Dataset extract
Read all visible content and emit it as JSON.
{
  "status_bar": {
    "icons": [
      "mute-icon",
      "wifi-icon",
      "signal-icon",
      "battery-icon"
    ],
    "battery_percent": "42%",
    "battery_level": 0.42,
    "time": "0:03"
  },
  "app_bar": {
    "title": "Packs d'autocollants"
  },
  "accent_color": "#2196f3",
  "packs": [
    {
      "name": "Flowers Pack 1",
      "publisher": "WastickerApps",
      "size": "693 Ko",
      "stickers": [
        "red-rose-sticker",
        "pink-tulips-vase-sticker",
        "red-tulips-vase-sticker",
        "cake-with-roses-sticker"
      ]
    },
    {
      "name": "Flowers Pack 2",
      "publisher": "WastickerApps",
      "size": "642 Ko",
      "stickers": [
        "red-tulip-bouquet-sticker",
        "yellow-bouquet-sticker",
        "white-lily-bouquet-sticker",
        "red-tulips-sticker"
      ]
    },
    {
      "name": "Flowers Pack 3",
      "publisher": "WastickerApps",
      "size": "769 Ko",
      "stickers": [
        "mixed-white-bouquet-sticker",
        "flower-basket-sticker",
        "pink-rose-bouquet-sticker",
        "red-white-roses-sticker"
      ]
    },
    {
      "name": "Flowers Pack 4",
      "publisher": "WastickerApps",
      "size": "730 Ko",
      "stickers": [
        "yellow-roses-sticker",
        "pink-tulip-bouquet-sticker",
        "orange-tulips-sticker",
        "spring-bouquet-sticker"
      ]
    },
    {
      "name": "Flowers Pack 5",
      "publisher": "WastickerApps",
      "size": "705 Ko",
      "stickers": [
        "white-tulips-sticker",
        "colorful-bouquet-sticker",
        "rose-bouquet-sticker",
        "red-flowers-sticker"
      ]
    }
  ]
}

What you will do
Repeat the listing exactly, from its first line to its last.

Complete answer
Read all visible content and emit it as JSON.
{
  "status_bar": {
    "icons": [
      "mute-icon",
      "wifi-icon",
      "signal-icon",
      "battery-icon"
    ],
    "battery_percent": "42%",
    "battery_level": 0.42,
    "time": "0:03"
  },
  "app_bar": {
    "title": "Packs d'autocollants"
  },
  "accent_color": "#2196f3",
  "packs": [
    {
      "name": "Flowers Pack 1",
      "publisher": "WastickerApps",
      "size": "693 Ko",
      "stickers": [
        "red-rose-sticker",
        "pink-tulips-vase-sticker",
        "red-tulips-vase-sticker",
        "cake-with-roses-sticker"
      ]
    },
    {
      "name": "Flowers Pack 2",
      "publisher": "WastickerApps",
      "size": "642 Ko",
      "stickers": [
        "red-tulip-bouquet-sticker",
        "yellow-bouquet-sticker",
        "white-lily-bouquet-sticker",
        "red-tulips-sticker"
      ]
    },
    {
      "name": "Flowers Pack 3",
      "publisher": "WastickerApps",
      "size": "769 Ko",
      "stickers": [
        "mixed-white-bouquet-sticker",
        "flower-basket-sticker",
        "pink-rose-bouquet-sticker",
        "red-white-roses-sticker"
      ]
    },
    {
      "name": "Flowers Pack 4",
      "publisher": "WastickerApps",
      "size": "730 Ko",
      "stickers": [
        "yellow-roses-sticker",
        "pink-tulip-bouquet-sticker",
        "orange-tulips-sticker",
        "spring-bouquet-sticker"
      ]
    },
    {
      "name": "Flowers Pack 5",
      "publisher": "WastickerApps",
      "size": "705 Ko",
      "stickers": [
        "white-tulips-sticker",
        "colorful-bouquet-sticker",
        "rose-bouquet-sticker",
        "red-flowers-sticker"
      ]
    }
  ]
}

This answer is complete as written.